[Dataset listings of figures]
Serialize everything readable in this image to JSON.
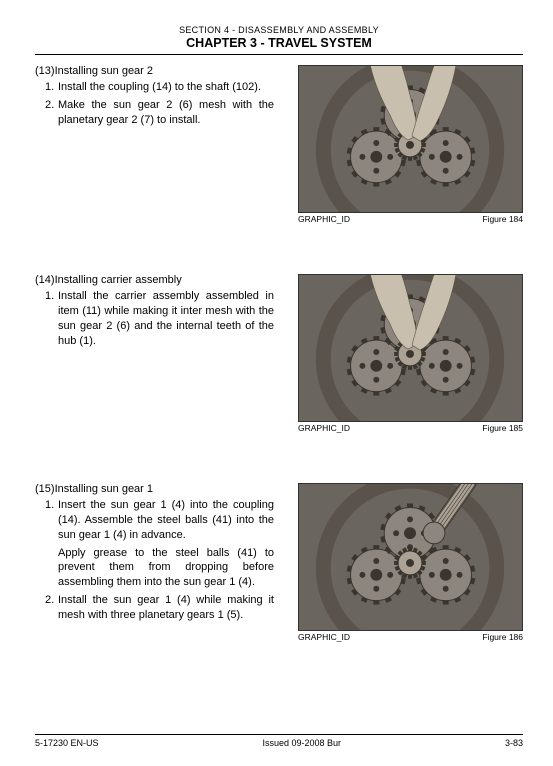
{
  "header": {
    "section": "SECTION 4 - DISASSEMBLY AND ASSEMBLY",
    "chapter": "CHAPTER 3 - TRAVEL SYSTEM"
  },
  "blocks": [
    {
      "heading_num": "(13)",
      "heading_text": "Installing sun gear 2",
      "items": [
        {
          "n": "1.",
          "text": "Install the coupling (14) to the shaft (102)."
        },
        {
          "n": "2.",
          "text": "Make the sun gear 2 (6) mesh with the planetary gear 2 (7) to install."
        }
      ],
      "graphic_id": "GRAPHIC_ID",
      "figure": "Figure 184"
    },
    {
      "heading_num": "(14)",
      "heading_text": "Installing carrier assembly",
      "items": [
        {
          "n": "1.",
          "text": "Install the carrier assembly assembled in item (11) while making it inter mesh with the sun gear 2 (6) and the internal teeth of the hub (1)."
        }
      ],
      "graphic_id": "GRAPHIC_ID",
      "figure": "Figure 185"
    },
    {
      "heading_num": "(15)",
      "heading_text": "Installing sun gear 1",
      "items": [
        {
          "n": "1.",
          "text": "Insert the sun gear 1 (4) into the coupling (14). Assemble the steel balls (41) into the sun gear 1 (4) in advance.",
          "sub": "Apply grease to the steel balls (41) to prevent them from dropping before assembling them into the sun gear 1 (4)."
        },
        {
          "n": "2.",
          "text": "Install the sun gear 1 (4) while making it mesh with three planetary gears 1 (5)."
        }
      ],
      "graphic_id": "GRAPHIC_ID",
      "figure": "Figure 186"
    }
  ],
  "footer": {
    "left": "5-17230 EN-US",
    "center": "Issued 09-2008   Bur",
    "right": "3-83"
  },
  "style": {
    "photo_bg": "#6b6560",
    "gear_fill": "#8d867f",
    "gear_stroke": "#3a352f",
    "hand_fill": "#c9bfae",
    "housing": "#5a534c",
    "sun_gear": "#aba295"
  }
}
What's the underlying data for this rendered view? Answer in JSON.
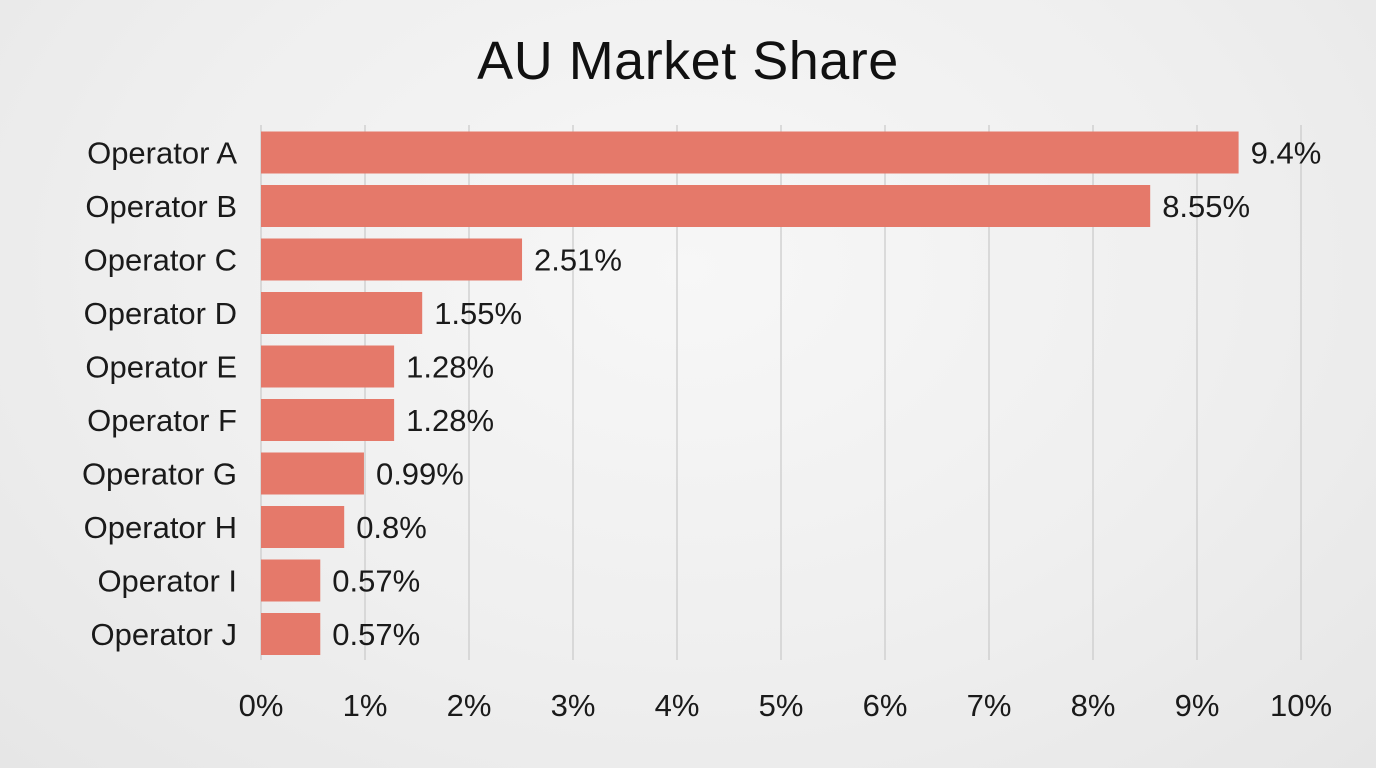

What you should do:
Leave out every picture and copy the rest of the records exactly.

Result of the task:
Serialize everything readable in this image to JSON.
{
  "header": {
    "section": "SECTION 4 - DISASSEMBLY AND ASSEMBLY",
    "chapter": "CHAPTER 3 - TRAVEL SYSTEM"
  },
  "blocks": [
    {
      "heading_num": "(13)",
      "heading_text": "Installing sun gear 2",
      "items": [
        {
          "n": "1.",
          "text": "Install the coupling (14) to the shaft (102)."
        },
        {
          "n": "2.",
          "text": "Make the sun gear 2 (6) mesh with the planetary gear 2 (7) to install."
        }
      ],
      "graphic_id": "GRAPHIC_ID",
      "figure": "Figure 184"
    },
    {
      "heading_num": "(14)",
      "heading_text": "Installing carrier assembly",
      "items": [
        {
          "n": "1.",
          "text": "Install the carrier assembly assembled in item (11) while making it inter mesh with the sun gear 2 (6) and the internal teeth of the hub (1)."
        }
      ],
      "graphic_id": "GRAPHIC_ID",
      "figure": "Figure 185"
    },
    {
      "heading_num": "(15)",
      "heading_text": "Installing sun gear 1",
      "items": [
        {
          "n": "1.",
          "text": "Insert the sun gear 1 (4) into the coupling (14). Assemble the steel balls (41) into the sun gear 1 (4) in advance.",
          "sub": "Apply grease to the steel balls (41) to prevent them from dropping before assembling them into the sun gear 1 (4)."
        },
        {
          "n": "2.",
          "text": "Install the sun gear 1 (4) while making it mesh with three planetary gears 1 (5)."
        }
      ],
      "graphic_id": "GRAPHIC_ID",
      "figure": "Figure 186"
    }
  ],
  "footer": {
    "left": "5-17230 EN-US",
    "center": "Issued 09-2008   Bur",
    "right": "3-83"
  },
  "style": {
    "photo_bg": "#6b6560",
    "gear_fill": "#8d867f",
    "gear_stroke": "#3a352f",
    "hand_fill": "#c9bfae",
    "housing": "#5a534c",
    "sun_gear": "#aba295"
  }
}
What's the underlying data for this rendered view? Answer in JSON.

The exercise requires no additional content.